Each line in the entries below that holds the string "JSON" is to be listed.
----------------
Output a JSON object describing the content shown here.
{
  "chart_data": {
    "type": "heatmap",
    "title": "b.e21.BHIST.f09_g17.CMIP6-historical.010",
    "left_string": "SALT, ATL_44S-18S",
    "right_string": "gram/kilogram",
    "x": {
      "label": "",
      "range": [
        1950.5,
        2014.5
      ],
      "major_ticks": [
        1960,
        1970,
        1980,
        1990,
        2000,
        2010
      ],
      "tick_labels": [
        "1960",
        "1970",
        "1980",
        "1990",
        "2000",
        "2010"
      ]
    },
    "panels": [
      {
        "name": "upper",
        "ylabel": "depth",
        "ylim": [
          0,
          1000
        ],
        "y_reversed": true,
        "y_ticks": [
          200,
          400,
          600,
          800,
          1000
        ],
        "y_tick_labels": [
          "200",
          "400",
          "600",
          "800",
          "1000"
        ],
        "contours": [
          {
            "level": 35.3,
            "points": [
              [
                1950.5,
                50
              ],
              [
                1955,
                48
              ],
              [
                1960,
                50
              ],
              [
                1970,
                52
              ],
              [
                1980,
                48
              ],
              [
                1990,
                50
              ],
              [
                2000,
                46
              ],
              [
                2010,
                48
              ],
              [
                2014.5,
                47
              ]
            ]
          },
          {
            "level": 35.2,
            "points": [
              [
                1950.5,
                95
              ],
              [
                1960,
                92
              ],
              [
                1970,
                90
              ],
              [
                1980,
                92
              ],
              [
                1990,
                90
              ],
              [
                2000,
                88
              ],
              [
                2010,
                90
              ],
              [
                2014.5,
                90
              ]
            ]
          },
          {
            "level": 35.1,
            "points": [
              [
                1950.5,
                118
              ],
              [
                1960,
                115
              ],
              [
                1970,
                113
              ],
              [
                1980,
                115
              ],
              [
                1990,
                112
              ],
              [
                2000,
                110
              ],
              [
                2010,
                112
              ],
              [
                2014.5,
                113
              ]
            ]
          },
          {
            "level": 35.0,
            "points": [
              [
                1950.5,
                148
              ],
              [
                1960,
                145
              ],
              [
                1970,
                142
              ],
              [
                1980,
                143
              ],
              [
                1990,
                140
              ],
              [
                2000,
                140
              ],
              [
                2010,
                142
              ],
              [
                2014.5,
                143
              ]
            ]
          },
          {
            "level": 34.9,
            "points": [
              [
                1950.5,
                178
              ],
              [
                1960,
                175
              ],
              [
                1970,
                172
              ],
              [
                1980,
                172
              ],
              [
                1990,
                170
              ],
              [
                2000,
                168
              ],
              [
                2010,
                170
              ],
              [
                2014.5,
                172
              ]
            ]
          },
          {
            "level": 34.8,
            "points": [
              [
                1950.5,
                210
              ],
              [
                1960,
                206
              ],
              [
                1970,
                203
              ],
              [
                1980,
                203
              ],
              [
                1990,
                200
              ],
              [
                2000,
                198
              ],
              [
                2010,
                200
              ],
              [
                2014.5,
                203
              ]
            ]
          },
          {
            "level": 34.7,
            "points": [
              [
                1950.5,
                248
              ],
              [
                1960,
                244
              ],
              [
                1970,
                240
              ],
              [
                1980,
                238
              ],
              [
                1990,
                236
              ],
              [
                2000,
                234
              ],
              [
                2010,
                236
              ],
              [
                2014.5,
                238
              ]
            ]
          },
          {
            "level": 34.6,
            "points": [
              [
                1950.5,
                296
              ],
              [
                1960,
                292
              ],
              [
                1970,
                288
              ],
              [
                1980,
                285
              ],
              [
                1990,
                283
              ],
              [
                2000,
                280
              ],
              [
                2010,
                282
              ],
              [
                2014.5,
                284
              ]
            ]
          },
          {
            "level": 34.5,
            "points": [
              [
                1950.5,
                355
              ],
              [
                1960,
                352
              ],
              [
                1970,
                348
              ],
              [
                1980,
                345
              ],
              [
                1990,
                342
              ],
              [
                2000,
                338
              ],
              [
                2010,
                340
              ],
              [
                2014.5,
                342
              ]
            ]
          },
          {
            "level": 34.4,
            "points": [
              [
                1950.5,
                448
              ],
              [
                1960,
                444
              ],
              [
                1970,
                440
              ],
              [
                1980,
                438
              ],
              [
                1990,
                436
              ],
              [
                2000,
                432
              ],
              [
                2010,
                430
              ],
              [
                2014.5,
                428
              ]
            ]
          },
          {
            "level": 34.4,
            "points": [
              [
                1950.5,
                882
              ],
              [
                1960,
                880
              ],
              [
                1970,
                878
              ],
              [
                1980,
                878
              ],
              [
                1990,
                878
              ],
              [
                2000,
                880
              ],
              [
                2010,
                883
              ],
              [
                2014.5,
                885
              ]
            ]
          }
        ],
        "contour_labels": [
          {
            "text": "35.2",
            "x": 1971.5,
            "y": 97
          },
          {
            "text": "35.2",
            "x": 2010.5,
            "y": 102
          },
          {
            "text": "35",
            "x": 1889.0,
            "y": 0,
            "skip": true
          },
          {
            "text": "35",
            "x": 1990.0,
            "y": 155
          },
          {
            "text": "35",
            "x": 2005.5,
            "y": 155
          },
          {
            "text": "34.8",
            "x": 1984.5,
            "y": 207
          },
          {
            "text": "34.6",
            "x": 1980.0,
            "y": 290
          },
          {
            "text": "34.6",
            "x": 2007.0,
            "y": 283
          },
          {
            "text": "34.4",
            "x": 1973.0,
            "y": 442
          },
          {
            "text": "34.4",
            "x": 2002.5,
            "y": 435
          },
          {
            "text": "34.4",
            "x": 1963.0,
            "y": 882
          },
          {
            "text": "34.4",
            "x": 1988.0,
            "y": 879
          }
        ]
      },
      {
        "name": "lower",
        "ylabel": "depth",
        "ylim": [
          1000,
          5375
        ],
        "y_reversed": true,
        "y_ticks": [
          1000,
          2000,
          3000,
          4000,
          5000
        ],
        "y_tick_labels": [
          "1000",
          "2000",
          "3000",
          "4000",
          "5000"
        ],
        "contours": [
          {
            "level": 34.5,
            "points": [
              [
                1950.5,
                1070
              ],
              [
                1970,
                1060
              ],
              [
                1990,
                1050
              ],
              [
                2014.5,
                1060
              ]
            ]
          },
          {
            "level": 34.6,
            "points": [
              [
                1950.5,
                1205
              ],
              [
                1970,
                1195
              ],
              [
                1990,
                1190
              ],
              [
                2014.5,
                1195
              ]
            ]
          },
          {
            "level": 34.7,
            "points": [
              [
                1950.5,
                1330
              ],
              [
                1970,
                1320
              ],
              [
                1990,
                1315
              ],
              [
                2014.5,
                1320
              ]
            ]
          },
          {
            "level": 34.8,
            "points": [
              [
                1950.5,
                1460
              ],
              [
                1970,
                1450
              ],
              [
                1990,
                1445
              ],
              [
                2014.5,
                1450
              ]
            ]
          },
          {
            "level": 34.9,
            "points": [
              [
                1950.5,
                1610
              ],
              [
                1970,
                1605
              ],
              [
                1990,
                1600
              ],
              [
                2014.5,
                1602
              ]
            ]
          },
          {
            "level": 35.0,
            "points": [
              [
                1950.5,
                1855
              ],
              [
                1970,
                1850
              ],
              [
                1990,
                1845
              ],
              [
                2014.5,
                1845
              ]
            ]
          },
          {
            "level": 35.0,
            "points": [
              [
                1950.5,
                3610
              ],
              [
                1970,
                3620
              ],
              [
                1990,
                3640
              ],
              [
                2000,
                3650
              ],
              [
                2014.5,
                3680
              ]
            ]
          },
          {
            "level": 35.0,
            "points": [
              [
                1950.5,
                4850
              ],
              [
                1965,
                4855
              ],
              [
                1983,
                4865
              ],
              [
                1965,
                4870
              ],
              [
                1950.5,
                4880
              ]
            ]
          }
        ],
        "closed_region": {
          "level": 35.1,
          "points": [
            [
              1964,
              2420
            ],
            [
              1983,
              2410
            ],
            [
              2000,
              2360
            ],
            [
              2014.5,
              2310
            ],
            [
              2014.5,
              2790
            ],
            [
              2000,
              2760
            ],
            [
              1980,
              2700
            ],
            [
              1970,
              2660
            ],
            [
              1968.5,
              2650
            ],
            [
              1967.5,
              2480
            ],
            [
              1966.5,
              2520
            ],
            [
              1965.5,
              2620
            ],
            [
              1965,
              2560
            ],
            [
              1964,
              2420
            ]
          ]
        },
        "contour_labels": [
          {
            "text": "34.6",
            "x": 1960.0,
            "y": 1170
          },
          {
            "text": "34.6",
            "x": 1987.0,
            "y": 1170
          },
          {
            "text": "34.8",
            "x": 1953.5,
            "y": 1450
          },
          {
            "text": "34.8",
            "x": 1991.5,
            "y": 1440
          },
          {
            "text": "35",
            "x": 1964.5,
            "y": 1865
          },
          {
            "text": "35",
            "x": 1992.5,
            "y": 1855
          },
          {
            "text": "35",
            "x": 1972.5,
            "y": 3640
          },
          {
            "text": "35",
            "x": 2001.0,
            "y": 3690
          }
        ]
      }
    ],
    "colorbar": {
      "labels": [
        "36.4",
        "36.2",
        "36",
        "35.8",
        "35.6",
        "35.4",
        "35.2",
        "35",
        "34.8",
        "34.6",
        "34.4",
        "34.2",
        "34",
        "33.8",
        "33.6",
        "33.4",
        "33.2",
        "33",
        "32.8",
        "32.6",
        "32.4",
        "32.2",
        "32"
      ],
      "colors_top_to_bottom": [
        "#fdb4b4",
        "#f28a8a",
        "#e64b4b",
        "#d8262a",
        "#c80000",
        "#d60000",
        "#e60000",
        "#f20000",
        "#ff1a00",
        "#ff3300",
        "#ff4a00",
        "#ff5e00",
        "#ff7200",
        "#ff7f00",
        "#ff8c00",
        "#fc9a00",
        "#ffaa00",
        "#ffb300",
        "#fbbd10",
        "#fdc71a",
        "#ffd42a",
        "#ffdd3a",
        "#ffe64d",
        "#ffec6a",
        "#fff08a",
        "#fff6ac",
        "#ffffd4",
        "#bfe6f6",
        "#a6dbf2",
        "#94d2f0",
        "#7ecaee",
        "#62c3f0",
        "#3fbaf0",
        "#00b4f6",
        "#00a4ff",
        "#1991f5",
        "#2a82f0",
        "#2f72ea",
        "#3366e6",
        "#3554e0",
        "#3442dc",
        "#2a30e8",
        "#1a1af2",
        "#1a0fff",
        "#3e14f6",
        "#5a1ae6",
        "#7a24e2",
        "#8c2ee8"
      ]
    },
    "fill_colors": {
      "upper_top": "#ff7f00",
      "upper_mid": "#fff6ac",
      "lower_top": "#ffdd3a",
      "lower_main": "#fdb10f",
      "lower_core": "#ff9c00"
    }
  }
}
----------------
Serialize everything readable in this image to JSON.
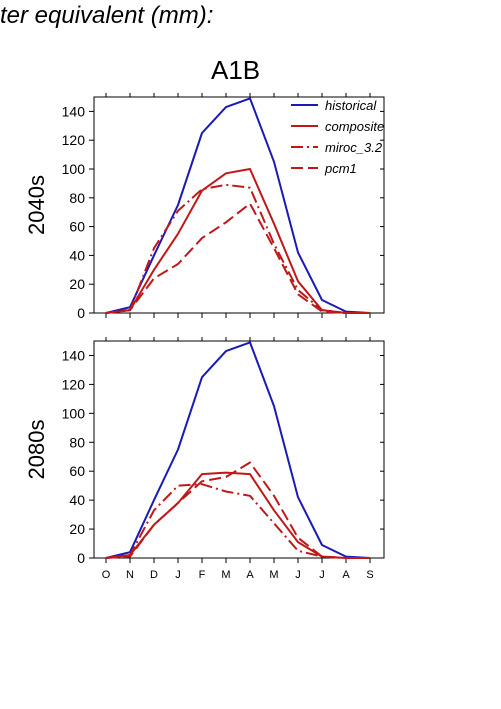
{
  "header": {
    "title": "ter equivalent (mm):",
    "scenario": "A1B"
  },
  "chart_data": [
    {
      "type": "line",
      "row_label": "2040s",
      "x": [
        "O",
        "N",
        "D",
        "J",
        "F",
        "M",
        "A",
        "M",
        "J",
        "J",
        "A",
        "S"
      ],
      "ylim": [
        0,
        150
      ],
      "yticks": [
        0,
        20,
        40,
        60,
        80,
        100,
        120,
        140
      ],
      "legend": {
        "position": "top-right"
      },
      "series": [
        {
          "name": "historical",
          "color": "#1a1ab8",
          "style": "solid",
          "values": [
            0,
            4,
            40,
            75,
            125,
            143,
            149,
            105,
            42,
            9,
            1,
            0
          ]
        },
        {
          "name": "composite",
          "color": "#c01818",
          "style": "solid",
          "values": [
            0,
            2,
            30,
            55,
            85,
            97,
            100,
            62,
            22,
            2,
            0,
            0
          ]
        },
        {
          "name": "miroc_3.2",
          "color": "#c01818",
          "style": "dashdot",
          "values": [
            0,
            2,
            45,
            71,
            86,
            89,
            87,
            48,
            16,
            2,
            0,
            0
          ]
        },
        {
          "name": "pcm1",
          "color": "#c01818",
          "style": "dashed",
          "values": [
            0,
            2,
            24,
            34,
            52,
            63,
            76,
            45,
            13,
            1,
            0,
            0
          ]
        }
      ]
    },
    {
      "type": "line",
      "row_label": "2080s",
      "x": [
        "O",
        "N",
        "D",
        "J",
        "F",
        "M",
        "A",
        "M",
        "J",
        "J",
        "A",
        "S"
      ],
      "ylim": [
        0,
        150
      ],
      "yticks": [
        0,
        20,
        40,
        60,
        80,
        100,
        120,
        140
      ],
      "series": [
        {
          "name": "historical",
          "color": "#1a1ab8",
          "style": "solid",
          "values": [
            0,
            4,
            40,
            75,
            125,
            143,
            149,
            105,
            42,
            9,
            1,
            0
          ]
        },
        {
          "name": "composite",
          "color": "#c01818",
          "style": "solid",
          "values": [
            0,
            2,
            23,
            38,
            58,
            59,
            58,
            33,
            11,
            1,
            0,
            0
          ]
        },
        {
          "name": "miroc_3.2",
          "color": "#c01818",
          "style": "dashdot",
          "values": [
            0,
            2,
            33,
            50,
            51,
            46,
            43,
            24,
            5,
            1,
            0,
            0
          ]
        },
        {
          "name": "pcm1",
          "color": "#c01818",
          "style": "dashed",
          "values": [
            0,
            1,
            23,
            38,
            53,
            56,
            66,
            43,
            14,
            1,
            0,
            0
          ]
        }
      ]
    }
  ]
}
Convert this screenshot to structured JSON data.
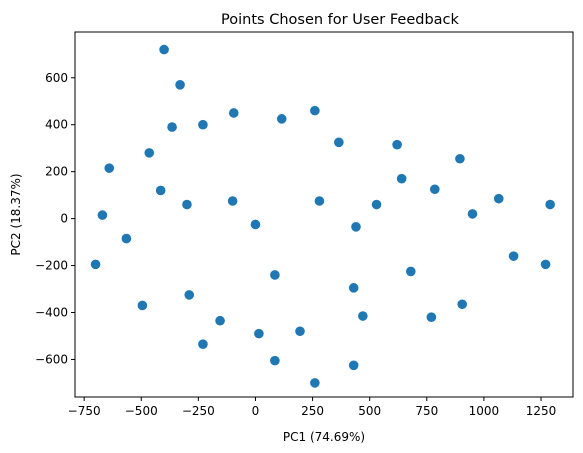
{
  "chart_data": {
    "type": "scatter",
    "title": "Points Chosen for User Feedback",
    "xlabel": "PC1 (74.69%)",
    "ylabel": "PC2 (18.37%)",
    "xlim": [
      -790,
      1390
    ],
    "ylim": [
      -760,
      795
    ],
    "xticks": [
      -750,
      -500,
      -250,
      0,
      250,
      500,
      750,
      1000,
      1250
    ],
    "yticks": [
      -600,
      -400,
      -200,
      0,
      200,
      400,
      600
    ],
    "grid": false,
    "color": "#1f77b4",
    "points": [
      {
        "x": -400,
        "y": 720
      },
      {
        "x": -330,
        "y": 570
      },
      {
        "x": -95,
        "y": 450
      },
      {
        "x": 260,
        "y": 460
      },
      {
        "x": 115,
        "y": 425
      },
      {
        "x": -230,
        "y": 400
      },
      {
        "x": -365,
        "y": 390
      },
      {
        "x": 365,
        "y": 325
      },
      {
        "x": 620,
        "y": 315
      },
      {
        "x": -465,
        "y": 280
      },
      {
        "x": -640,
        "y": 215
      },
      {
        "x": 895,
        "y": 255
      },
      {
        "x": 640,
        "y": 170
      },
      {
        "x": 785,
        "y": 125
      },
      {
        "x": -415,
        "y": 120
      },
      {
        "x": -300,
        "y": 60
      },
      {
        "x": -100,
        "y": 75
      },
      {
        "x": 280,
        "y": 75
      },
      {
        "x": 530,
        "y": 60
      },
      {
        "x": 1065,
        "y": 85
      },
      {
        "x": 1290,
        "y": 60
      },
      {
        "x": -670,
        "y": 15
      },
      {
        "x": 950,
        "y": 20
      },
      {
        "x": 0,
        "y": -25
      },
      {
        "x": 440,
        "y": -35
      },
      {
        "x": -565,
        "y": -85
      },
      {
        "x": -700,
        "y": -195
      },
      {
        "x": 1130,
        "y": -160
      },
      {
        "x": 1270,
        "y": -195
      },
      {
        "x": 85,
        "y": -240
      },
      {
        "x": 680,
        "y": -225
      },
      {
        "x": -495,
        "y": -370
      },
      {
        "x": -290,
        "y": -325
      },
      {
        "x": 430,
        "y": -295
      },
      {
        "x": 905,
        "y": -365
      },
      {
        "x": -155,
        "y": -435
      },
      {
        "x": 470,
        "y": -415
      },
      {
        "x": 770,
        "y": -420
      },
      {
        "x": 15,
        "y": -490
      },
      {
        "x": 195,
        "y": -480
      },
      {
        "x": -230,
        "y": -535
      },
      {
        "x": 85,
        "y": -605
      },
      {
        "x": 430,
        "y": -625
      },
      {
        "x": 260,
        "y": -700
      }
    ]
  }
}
----------------
◆ Expected output:
Output a JSON object describing the content shown here.
Serialize everything readable in this image to JSON.
Convert this screenshot to structured JSON data.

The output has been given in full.